**Stored entries:**
━━━
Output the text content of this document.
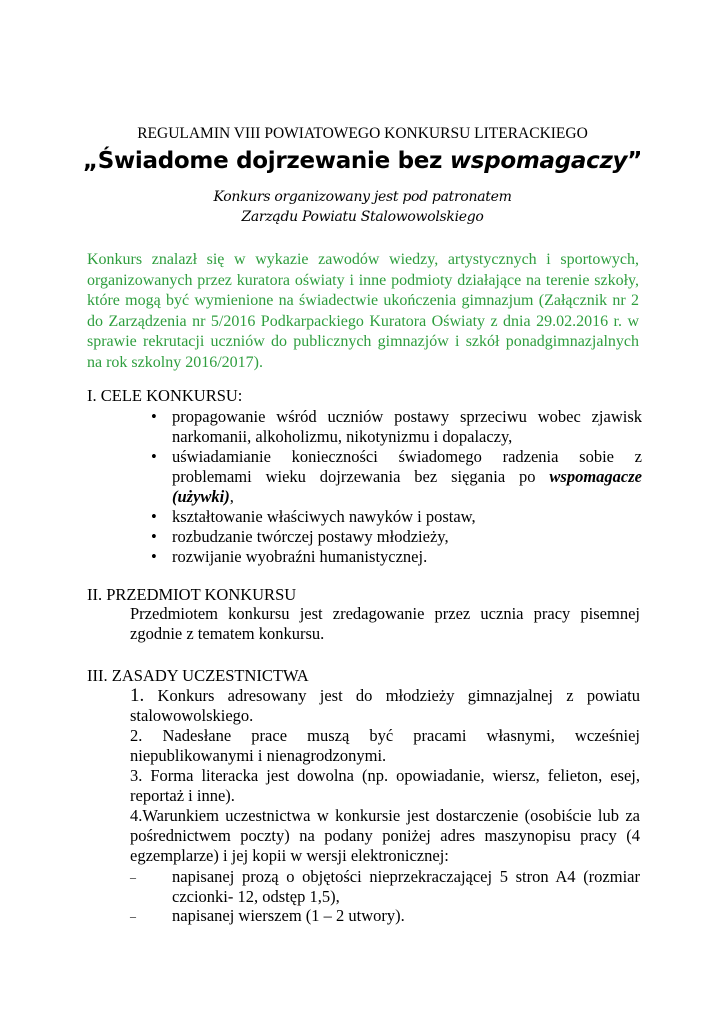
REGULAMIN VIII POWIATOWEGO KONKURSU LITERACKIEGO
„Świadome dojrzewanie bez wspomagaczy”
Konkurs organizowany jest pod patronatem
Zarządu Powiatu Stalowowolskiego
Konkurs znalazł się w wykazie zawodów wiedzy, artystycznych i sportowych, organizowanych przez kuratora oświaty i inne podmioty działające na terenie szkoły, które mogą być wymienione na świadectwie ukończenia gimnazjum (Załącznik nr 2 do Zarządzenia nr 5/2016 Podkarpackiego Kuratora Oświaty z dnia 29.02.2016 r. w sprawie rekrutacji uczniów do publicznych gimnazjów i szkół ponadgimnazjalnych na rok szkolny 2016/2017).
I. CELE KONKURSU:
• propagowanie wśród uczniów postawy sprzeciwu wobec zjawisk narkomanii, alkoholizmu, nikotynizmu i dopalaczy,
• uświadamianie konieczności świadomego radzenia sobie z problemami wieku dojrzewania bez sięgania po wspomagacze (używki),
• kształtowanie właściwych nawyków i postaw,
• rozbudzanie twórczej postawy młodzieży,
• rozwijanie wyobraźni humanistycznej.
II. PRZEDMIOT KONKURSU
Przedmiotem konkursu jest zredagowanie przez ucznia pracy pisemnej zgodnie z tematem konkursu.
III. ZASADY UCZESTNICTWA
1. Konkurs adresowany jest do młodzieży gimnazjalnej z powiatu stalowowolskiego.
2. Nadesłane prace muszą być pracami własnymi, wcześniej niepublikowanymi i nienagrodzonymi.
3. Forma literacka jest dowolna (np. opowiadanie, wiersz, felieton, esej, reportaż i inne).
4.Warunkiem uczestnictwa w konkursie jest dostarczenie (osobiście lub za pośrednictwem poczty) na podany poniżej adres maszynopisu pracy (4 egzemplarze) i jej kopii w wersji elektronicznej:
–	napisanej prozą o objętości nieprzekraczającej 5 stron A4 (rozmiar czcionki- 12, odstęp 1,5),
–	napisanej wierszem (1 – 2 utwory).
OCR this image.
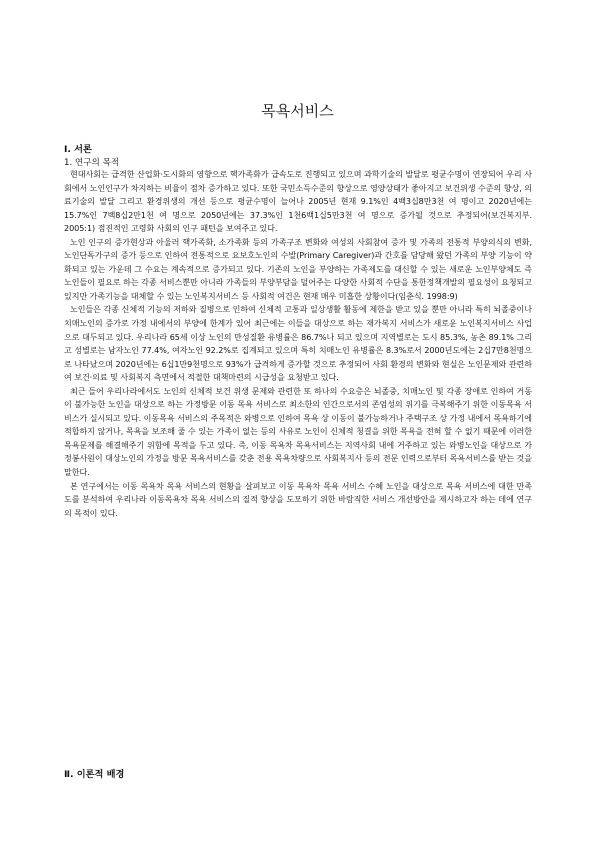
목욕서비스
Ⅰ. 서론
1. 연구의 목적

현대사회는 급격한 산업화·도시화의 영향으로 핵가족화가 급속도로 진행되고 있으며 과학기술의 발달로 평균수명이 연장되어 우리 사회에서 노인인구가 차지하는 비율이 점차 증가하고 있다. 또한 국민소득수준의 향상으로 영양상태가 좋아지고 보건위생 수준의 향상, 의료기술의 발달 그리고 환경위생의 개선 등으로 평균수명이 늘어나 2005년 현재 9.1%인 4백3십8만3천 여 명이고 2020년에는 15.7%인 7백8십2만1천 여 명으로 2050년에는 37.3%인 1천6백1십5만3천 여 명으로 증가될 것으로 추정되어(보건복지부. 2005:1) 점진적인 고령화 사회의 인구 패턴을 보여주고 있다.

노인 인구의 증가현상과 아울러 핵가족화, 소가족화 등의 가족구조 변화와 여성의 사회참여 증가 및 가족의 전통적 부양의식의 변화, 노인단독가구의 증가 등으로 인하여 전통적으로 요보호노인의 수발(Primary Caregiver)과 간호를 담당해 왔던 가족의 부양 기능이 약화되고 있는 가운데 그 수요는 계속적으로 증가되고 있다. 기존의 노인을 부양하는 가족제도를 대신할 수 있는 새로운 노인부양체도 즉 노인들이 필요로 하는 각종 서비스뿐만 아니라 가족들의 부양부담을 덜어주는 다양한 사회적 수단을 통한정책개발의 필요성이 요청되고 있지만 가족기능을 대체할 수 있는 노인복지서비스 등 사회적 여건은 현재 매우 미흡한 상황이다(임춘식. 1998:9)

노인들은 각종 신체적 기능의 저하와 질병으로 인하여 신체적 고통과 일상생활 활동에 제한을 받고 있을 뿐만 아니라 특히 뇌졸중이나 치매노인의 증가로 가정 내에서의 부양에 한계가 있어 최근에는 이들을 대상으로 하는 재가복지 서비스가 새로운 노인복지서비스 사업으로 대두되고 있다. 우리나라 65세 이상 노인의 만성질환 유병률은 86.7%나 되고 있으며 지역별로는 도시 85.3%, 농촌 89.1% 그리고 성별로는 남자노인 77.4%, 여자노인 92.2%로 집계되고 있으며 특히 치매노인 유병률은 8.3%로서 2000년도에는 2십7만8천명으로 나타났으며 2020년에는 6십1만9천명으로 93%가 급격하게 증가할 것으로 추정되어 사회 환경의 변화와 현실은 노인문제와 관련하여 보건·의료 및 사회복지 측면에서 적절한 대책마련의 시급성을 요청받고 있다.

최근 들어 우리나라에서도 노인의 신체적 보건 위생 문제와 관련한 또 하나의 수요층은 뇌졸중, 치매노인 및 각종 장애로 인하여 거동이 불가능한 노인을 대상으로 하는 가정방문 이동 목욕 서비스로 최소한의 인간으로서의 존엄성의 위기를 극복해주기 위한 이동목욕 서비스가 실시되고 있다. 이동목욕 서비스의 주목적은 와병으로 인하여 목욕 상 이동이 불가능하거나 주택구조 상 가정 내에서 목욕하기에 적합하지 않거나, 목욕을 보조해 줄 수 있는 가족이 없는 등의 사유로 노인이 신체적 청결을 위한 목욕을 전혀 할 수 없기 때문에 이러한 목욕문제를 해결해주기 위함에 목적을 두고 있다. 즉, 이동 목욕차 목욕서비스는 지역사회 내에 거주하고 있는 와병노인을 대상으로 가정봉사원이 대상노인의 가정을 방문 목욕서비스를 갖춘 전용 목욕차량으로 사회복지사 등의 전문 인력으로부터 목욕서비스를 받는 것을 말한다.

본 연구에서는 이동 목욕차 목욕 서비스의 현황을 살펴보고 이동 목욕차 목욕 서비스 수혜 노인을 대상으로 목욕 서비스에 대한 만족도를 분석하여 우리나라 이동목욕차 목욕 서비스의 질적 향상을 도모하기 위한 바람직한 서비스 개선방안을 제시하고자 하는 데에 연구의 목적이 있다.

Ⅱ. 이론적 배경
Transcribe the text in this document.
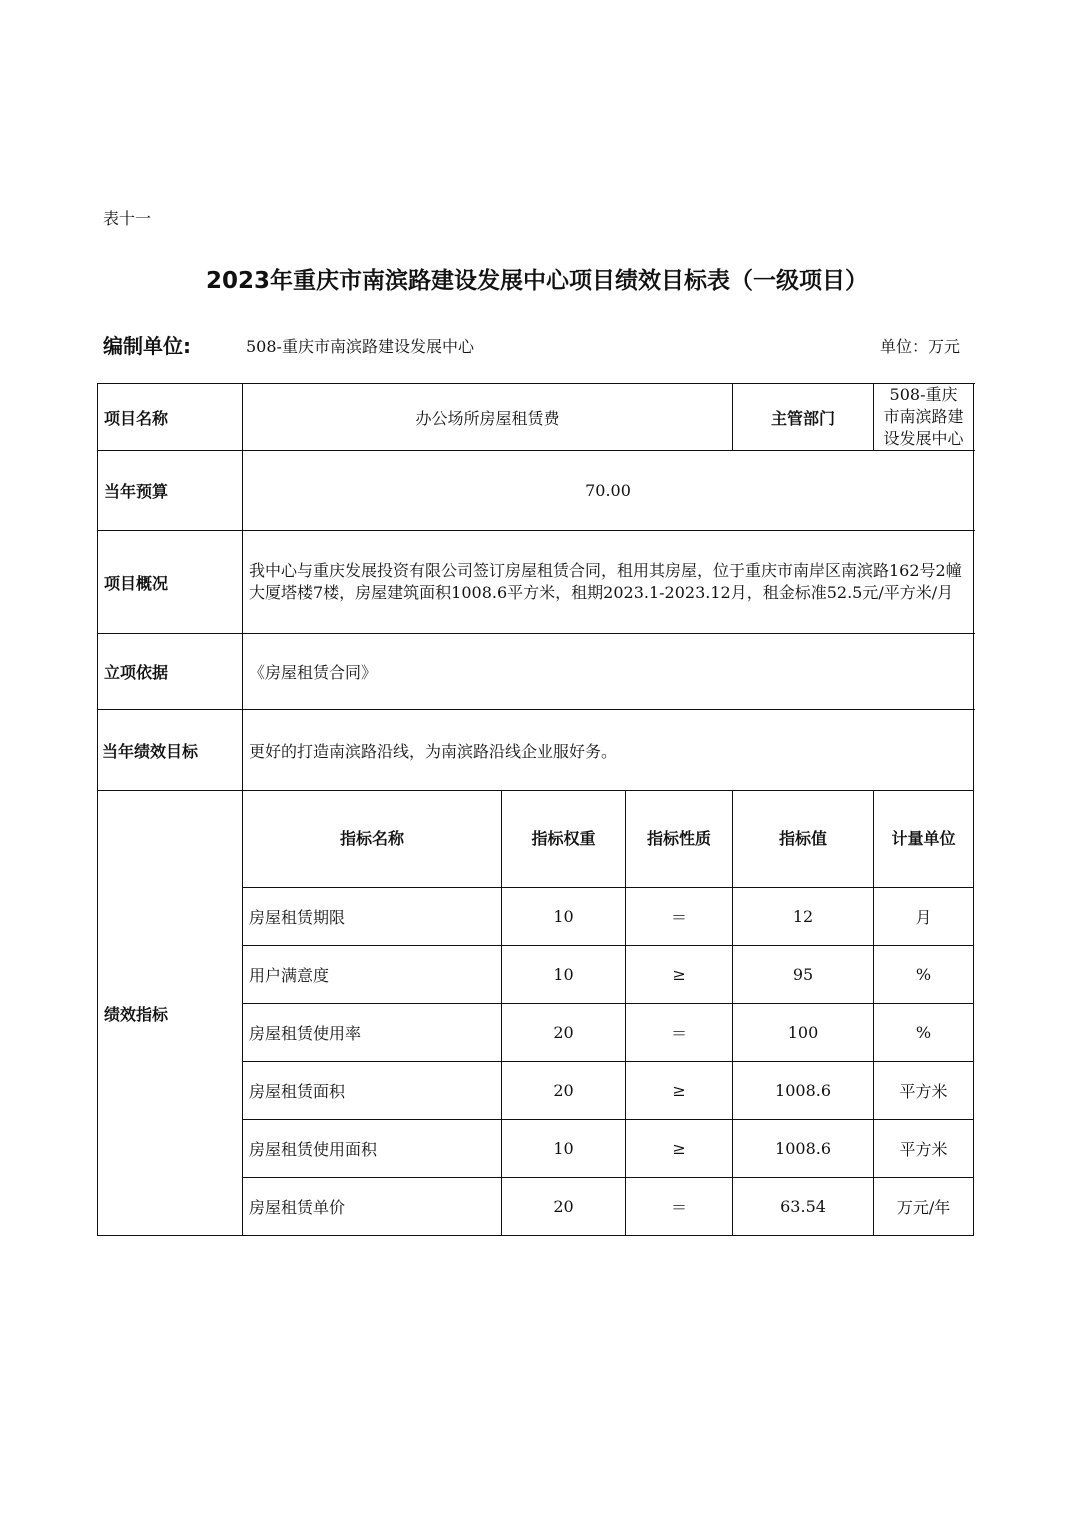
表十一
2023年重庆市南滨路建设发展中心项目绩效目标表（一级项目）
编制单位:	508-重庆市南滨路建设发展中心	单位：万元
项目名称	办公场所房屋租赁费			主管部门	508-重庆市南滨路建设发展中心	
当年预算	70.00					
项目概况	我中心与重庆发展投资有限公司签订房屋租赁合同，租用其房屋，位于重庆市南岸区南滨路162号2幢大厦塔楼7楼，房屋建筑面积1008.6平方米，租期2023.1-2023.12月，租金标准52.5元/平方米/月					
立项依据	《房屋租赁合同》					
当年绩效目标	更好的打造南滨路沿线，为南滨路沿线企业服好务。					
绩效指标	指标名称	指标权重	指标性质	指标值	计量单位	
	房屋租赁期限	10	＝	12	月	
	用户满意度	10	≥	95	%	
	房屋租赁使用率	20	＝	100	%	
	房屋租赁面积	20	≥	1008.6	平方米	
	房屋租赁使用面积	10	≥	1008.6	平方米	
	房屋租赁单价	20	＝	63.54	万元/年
━━━
**Challenge:** Using the records above, extract exactly and only the lines from the one with "Transcribe the text in this document." through the final line, inclusive, leaving out pictures.

**Correct response:**
Transcribe the text in this document.
表十一
2023年重庆市南滨路建设发展中心项目绩效目标表（一级项目）
编制单位:	508-重庆市南滨路建设发展中心	单位：万元
项目名称	办公场所房屋租赁费			主管部门	508-重庆市南滨路建设发展中心	
当年预算	70.00					
项目概况	我中心与重庆发展投资有限公司签订房屋租赁合同，租用其房屋，位于重庆市南岸区南滨路162号2幢大厦塔楼7楼，房屋建筑面积1008.6平方米，租期2023.1-2023.12月，租金标准52.5元/平方米/月					
立项依据	《房屋租赁合同》					
当年绩效目标	更好的打造南滨路沿线，为南滨路沿线企业服好务。					
绩效指标	指标名称	指标权重	指标性质	指标值	计量单位	
	房屋租赁期限	10	＝	12	月	
	用户满意度	10	≥	95	%	
	房屋租赁使用率	20	＝	100	%	
	房屋租赁面积	20	≥	1008.6	平方米	
	房屋租赁使用面积	10	≥	1008.6	平方米	
	房屋租赁单价	20	＝	63.54	万元/年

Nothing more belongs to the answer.